- Stated exercise
Leave out the pictures and copy everything else below exactly.
----------
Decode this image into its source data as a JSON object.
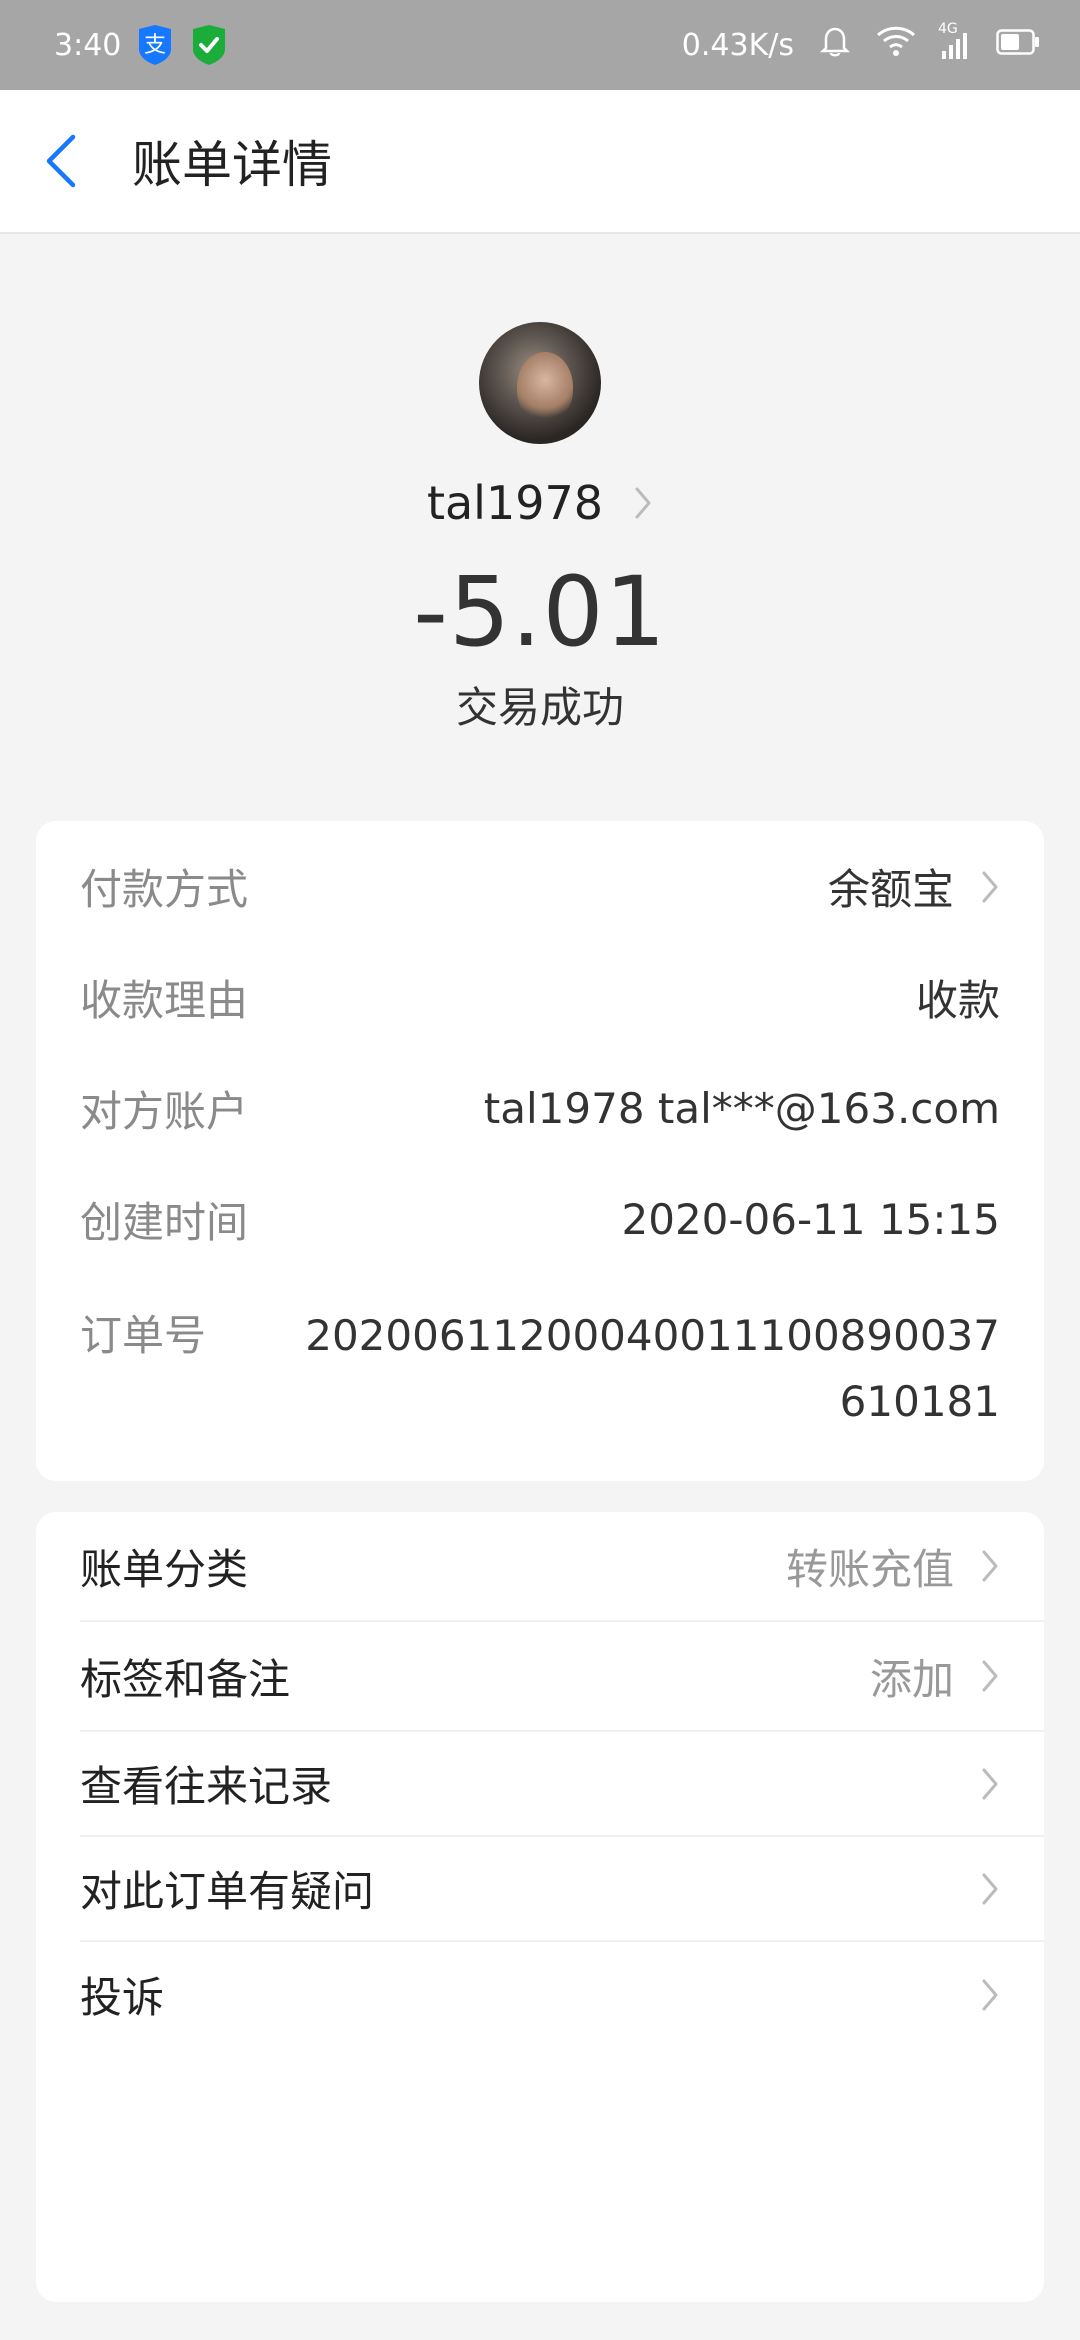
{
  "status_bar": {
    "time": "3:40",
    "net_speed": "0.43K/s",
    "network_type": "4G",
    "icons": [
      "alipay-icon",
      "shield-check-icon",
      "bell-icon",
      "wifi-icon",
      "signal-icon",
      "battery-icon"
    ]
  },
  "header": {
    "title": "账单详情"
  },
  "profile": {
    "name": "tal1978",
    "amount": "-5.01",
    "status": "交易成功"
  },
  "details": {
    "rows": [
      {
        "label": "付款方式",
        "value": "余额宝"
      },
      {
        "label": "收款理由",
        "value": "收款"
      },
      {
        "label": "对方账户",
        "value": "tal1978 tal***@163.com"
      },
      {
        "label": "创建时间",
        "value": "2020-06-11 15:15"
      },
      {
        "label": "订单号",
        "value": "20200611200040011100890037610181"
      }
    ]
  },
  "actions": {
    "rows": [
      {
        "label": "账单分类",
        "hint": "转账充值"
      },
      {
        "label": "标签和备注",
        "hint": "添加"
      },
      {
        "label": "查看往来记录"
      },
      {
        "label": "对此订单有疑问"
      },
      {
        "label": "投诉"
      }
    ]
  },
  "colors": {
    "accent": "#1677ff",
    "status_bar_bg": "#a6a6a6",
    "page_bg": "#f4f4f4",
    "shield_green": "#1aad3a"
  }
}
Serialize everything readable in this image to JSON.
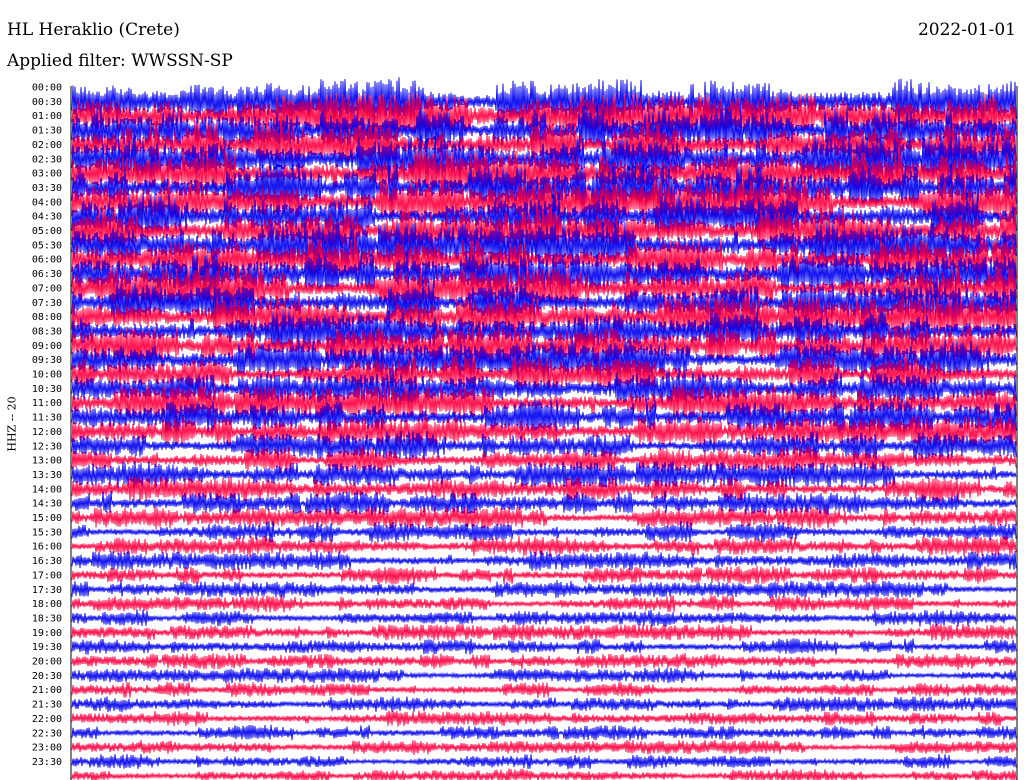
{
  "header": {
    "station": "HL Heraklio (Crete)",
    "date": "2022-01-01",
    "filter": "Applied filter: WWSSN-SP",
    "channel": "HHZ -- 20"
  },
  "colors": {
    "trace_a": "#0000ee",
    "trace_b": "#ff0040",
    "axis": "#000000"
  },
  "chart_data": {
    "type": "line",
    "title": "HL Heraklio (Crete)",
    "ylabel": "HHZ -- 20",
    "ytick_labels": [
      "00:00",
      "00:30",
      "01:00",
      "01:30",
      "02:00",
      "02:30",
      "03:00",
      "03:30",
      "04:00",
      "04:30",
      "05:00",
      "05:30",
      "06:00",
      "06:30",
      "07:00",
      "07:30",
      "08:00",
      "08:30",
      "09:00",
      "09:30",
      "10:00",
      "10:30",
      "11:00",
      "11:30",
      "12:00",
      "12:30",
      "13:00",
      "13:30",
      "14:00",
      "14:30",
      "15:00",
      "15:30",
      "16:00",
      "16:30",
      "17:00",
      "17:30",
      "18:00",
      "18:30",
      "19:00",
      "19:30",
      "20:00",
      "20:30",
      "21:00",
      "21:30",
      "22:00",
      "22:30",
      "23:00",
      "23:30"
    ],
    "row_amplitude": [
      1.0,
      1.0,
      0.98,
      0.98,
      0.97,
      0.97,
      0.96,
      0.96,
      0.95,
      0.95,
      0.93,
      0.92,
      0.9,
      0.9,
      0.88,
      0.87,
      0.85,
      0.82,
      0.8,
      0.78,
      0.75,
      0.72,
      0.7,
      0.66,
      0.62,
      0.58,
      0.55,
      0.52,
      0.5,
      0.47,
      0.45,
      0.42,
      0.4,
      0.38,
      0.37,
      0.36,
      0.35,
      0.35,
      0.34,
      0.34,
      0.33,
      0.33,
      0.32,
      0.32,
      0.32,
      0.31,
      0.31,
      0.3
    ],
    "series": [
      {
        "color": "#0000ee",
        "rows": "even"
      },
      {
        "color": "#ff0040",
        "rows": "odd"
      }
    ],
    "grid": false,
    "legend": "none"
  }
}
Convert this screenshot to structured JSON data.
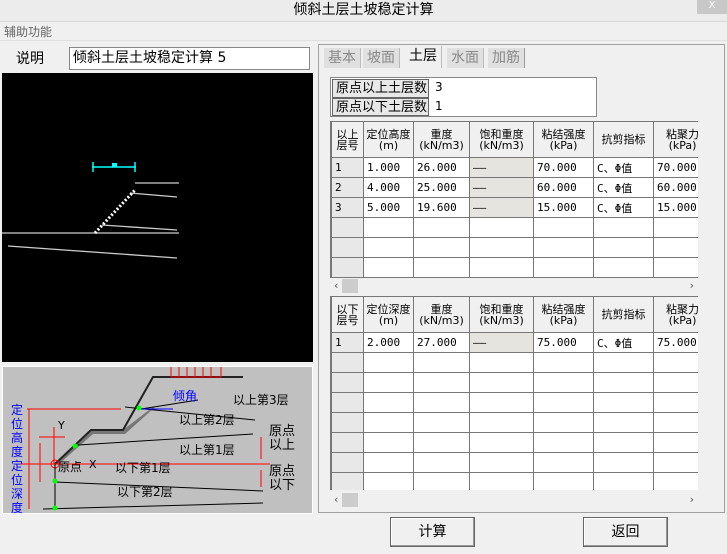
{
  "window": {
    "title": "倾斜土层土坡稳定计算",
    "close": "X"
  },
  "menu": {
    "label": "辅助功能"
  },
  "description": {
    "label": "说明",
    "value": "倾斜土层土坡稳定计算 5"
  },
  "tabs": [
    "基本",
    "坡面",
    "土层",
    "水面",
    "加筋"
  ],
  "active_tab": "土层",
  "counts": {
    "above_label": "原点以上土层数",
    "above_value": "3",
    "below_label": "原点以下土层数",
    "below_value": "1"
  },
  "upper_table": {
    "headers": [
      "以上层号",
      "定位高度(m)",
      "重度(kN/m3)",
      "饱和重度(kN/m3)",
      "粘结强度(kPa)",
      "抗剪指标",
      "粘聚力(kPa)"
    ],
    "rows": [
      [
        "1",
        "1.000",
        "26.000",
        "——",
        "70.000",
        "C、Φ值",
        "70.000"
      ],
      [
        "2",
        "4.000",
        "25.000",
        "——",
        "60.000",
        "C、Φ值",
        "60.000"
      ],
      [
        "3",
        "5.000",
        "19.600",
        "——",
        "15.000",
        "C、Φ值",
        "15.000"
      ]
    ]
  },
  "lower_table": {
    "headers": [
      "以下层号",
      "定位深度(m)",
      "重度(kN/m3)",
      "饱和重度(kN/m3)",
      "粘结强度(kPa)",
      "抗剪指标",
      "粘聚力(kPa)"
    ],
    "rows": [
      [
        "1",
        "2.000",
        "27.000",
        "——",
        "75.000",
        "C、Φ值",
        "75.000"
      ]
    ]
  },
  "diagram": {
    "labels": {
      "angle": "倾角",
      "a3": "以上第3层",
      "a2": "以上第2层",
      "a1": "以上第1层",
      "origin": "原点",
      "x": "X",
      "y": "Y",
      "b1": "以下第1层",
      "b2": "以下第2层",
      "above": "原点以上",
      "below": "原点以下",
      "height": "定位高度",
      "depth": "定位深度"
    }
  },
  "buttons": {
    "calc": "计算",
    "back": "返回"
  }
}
----------
- Result
Decode this image into its source data as a JSON object.
{
  "status_bar": {
    "time": "3:40",
    "net_speed": "0.43K/s",
    "network_type": "4G",
    "icons": [
      "alipay-icon",
      "shield-check-icon",
      "bell-icon",
      "wifi-icon",
      "signal-icon",
      "battery-icon"
    ]
  },
  "header": {
    "title": "账单详情"
  },
  "profile": {
    "name": "tal1978",
    "amount": "-5.01",
    "status": "交易成功"
  },
  "details": {
    "rows": [
      {
        "label": "付款方式",
        "value": "余额宝"
      },
      {
        "label": "收款理由",
        "value": "收款"
      },
      {
        "label": "对方账户",
        "value": "tal1978 tal***@163.com"
      },
      {
        "label": "创建时间",
        "value": "2020-06-11 15:15"
      },
      {
        "label": "订单号",
        "value": "20200611200040011100890037610181"
      }
    ]
  },
  "actions": {
    "rows": [
      {
        "label": "账单分类",
        "hint": "转账充值"
      },
      {
        "label": "标签和备注",
        "hint": "添加"
      },
      {
        "label": "查看往来记录"
      },
      {
        "label": "对此订单有疑问"
      },
      {
        "label": "投诉"
      }
    ]
  },
  "colors": {
    "accent": "#1677ff",
    "status_bar_bg": "#a6a6a6",
    "page_bg": "#f4f4f4",
    "shield_green": "#1aad3a"
  }
}
Serialize everything readable in this image to JSON.
{
  "header": {
    "station": "HL Heraklio (Crete)",
    "date": "2022-01-01",
    "filter": "Applied filter: WWSSN-SP",
    "channel": "HHZ -- 20"
  },
  "colors": {
    "trace_a": "#0000ee",
    "trace_b": "#ff0040",
    "axis": "#000000"
  },
  "chart_data": {
    "type": "line",
    "title": "HL Heraklio (Crete)",
    "ylabel": "HHZ -- 20",
    "ytick_labels": [
      "00:00",
      "00:30",
      "01:00",
      "01:30",
      "02:00",
      "02:30",
      "03:00",
      "03:30",
      "04:00",
      "04:30",
      "05:00",
      "05:30",
      "06:00",
      "06:30",
      "07:00",
      "07:30",
      "08:00",
      "08:30",
      "09:00",
      "09:30",
      "10:00",
      "10:30",
      "11:00",
      "11:30",
      "12:00",
      "12:30",
      "13:00",
      "13:30",
      "14:00",
      "14:30",
      "15:00",
      "15:30",
      "16:00",
      "16:30",
      "17:00",
      "17:30",
      "18:00",
      "18:30",
      "19:00",
      "19:30",
      "20:00",
      "20:30",
      "21:00",
      "21:30",
      "22:00",
      "22:30",
      "23:00",
      "23:30"
    ],
    "row_amplitude": [
      1.0,
      1.0,
      0.98,
      0.98,
      0.97,
      0.97,
      0.96,
      0.96,
      0.95,
      0.95,
      0.93,
      0.92,
      0.9,
      0.9,
      0.88,
      0.87,
      0.85,
      0.82,
      0.8,
      0.78,
      0.75,
      0.72,
      0.7,
      0.66,
      0.62,
      0.58,
      0.55,
      0.52,
      0.5,
      0.47,
      0.45,
      0.42,
      0.4,
      0.38,
      0.37,
      0.36,
      0.35,
      0.35,
      0.34,
      0.34,
      0.33,
      0.33,
      0.32,
      0.32,
      0.32,
      0.31,
      0.31,
      0.3
    ],
    "series": [
      {
        "color": "#0000ee",
        "rows": "even"
      },
      {
        "color": "#ff0040",
        "rows": "odd"
      }
    ],
    "grid": false,
    "legend": "none"
  }
}
Convert this screenshot to structured JSON data.
{
  "window": {
    "title": "倾斜土层土坡稳定计算",
    "close": "X"
  },
  "menu": {
    "label": "辅助功能"
  },
  "description": {
    "label": "说明",
    "value": "倾斜土层土坡稳定计算 5"
  },
  "tabs": [
    "基本",
    "坡面",
    "土层",
    "水面",
    "加筋"
  ],
  "active_tab": "土层",
  "counts": {
    "above_label": "原点以上土层数",
    "above_value": "3",
    "below_label": "原点以下土层数",
    "below_value": "1"
  },
  "upper_table": {
    "headers": [
      "以上层号",
      "定位高度(m)",
      "重度(kN/m3)",
      "饱和重度(kN/m3)",
      "粘结强度(kPa)",
      "抗剪指标",
      "粘聚力(kPa)"
    ],
    "rows": [
      [
        "1",
        "1.000",
        "26.000",
        "——",
        "70.000",
        "C、Φ值",
        "70.000"
      ],
      [
        "2",
        "4.000",
        "25.000",
        "——",
        "60.000",
        "C、Φ值",
        "60.000"
      ],
      [
        "3",
        "5.000",
        "19.600",
        "——",
        "15.000",
        "C、Φ值",
        "15.000"
      ]
    ]
  },
  "lower_table": {
    "headers": [
      "以下层号",
      "定位深度(m)",
      "重度(kN/m3)",
      "饱和重度(kN/m3)",
      "粘结强度(kPa)",
      "抗剪指标",
      "粘聚力(kPa)"
    ],
    "rows": [
      [
        "1",
        "2.000",
        "27.000",
        "——",
        "75.000",
        "C、Φ值",
        "75.000"
      ]
    ]
  },
  "diagram": {
    "labels": {
      "angle": "倾角",
      "a3": "以上第3层",
      "a2": "以上第2层",
      "a1": "以上第1层",
      "origin": "原点",
      "x": "X",
      "y": "Y",
      "b1": "以下第1层",
      "b2": "以下第2层",
      "above": "原点以上",
      "below": "原点以下",
      "height": "定位高度",
      "depth": "定位深度"
    }
  },
  "buttons": {
    "calc": "计算",
    "back": "返回"
  }
}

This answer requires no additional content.